WHAT YOU ARE ASKED TO DO
Check each line below for the word "subtitle" and give the number of lines that have it, nothing more.

=== DATA ===

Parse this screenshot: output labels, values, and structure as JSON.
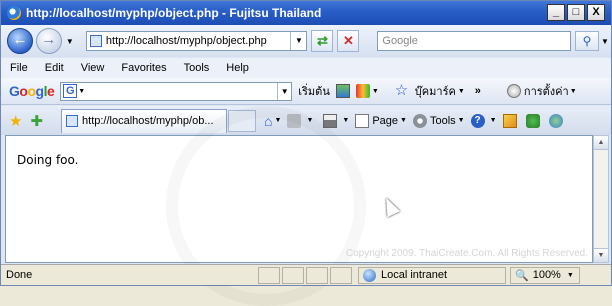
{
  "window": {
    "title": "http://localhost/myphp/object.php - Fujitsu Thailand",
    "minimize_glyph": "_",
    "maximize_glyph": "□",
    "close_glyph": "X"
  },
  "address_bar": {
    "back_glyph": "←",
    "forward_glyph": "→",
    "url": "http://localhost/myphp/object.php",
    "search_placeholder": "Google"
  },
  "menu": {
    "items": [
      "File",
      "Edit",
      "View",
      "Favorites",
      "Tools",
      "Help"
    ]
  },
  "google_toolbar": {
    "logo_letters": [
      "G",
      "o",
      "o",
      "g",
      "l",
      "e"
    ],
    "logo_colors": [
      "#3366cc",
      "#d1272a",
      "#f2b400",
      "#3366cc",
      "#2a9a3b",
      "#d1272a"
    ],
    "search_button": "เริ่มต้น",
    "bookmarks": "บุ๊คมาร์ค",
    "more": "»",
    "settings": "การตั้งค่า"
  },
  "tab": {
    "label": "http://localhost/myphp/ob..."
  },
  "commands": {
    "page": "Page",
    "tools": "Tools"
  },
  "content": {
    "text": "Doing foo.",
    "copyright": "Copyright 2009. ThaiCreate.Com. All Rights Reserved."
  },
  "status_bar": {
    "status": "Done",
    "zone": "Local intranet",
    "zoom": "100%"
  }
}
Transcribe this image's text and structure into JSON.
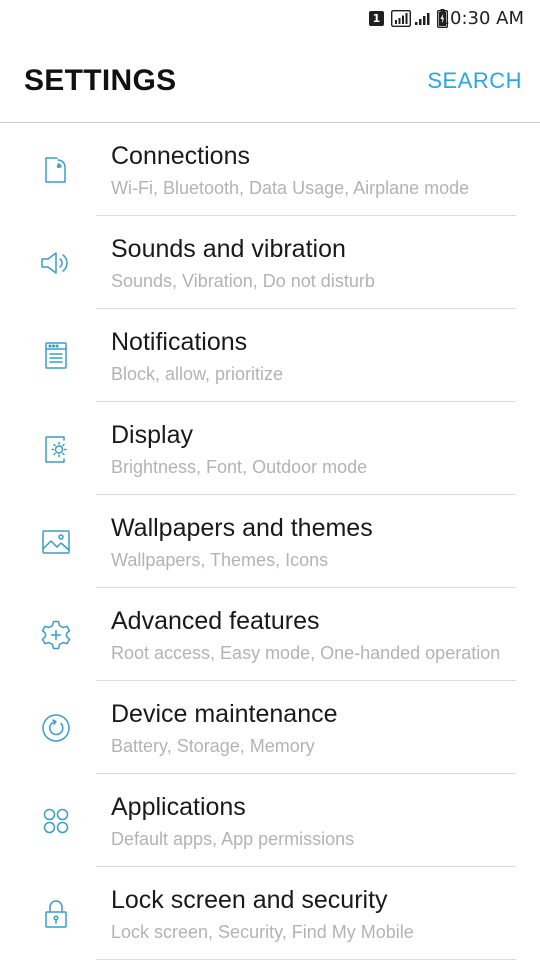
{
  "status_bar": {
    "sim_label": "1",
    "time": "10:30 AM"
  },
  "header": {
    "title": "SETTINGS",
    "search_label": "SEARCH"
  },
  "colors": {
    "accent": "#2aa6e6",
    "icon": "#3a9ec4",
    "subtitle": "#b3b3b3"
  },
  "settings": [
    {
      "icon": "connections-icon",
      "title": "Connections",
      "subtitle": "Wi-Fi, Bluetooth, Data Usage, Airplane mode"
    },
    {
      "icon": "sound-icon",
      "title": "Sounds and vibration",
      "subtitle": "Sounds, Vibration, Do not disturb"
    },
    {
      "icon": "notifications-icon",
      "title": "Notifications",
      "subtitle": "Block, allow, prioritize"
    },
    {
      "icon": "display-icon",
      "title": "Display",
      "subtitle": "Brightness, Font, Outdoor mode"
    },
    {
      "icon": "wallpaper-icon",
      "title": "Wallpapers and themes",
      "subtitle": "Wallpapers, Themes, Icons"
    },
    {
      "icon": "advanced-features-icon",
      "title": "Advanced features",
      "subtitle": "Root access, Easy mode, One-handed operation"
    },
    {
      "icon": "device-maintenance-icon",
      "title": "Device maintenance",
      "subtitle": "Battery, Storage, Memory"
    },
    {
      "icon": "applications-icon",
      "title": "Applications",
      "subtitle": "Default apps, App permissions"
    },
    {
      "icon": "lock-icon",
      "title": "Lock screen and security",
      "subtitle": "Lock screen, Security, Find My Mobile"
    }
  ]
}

===
=== DATA ===

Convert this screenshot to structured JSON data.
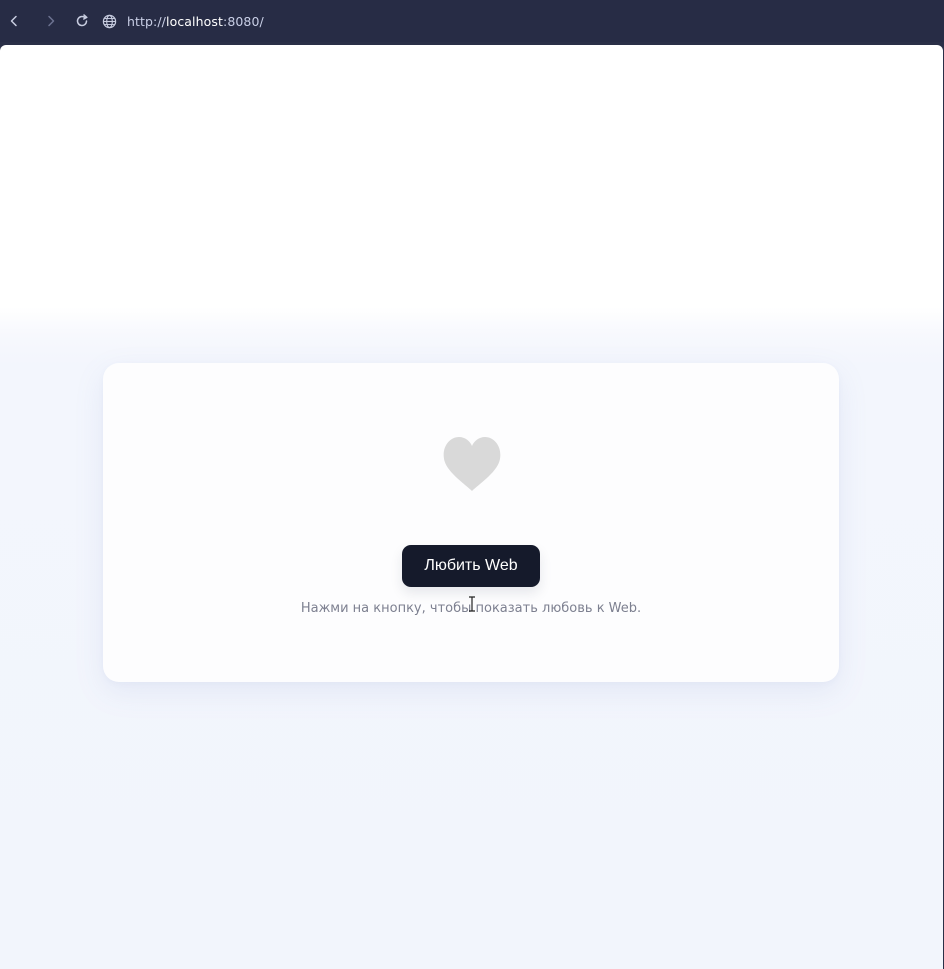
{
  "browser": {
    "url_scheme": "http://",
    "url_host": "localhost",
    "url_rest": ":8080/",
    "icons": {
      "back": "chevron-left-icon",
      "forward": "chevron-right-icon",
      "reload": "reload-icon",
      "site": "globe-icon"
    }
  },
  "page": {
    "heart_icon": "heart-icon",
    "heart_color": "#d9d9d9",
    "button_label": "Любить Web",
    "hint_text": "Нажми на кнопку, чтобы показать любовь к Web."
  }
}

===
=== DATA ===

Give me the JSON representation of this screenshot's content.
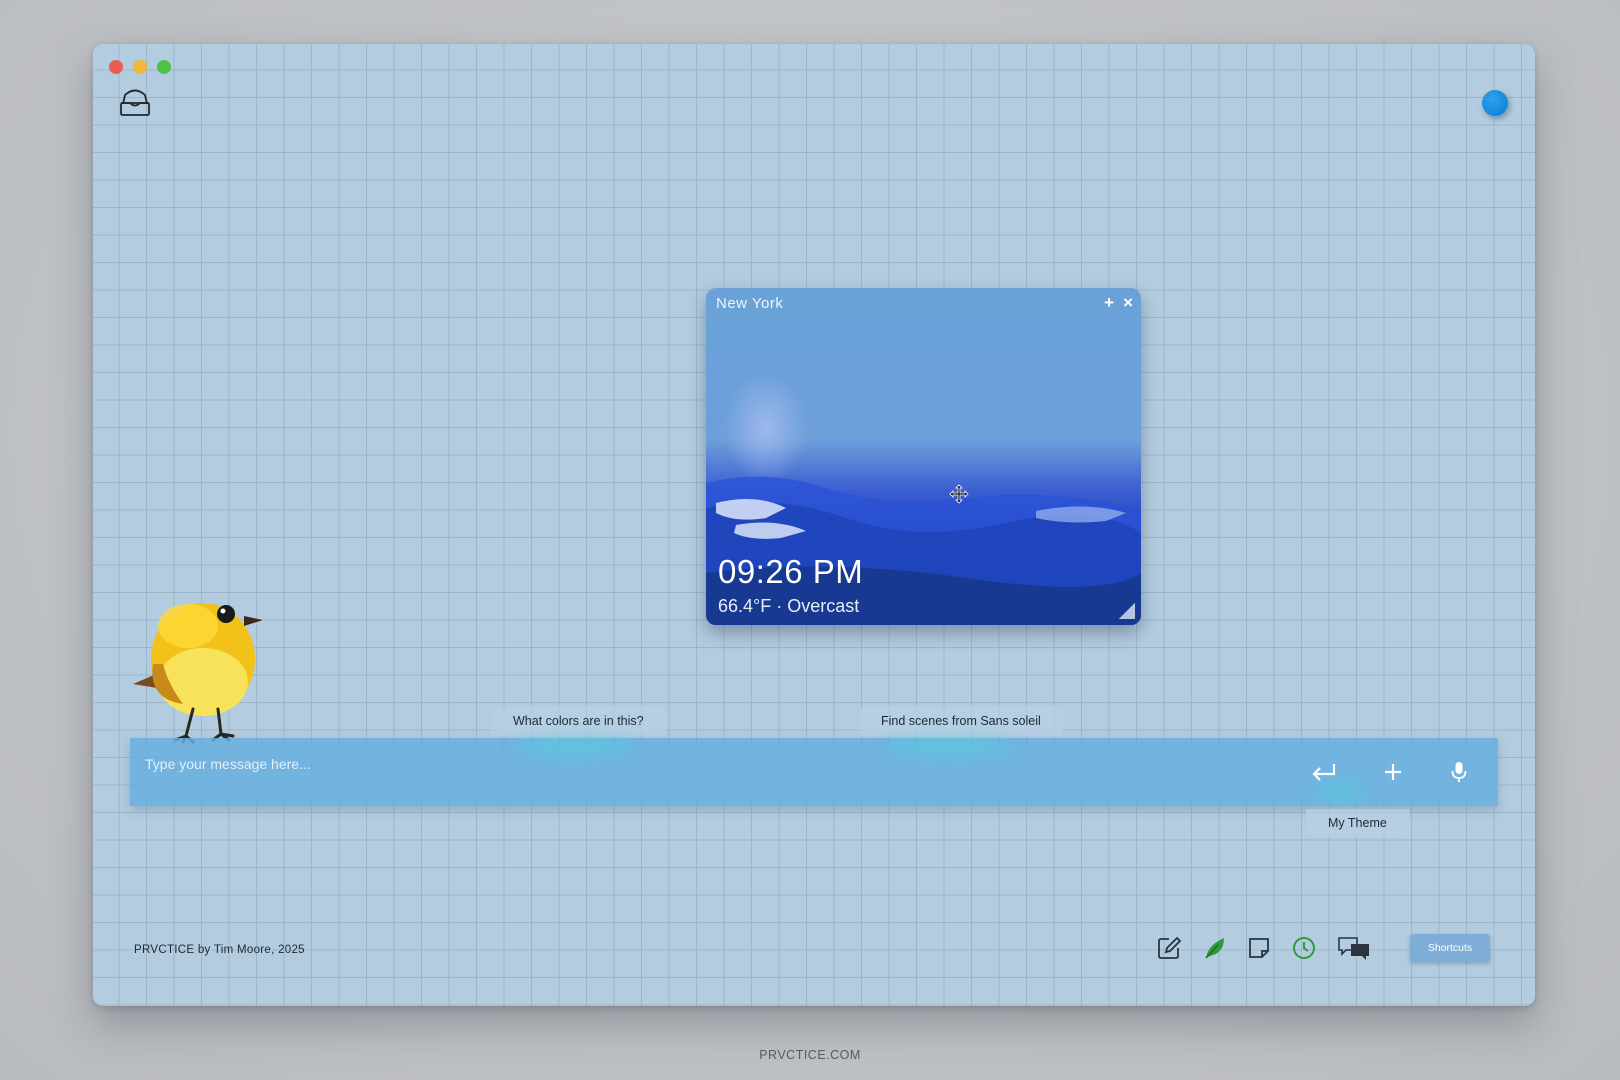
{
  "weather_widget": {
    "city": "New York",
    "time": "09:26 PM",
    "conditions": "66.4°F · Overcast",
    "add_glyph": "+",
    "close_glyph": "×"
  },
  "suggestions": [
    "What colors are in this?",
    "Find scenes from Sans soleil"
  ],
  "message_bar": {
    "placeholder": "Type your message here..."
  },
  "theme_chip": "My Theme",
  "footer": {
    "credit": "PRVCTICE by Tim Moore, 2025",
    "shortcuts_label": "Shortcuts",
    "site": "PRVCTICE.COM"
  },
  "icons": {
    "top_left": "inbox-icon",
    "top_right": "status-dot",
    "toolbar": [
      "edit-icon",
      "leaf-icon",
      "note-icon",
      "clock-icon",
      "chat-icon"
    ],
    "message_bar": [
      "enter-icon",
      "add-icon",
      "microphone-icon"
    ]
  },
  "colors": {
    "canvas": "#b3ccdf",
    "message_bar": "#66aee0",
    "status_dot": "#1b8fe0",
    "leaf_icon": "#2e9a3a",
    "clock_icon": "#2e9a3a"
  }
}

===

FULL ANSWER
10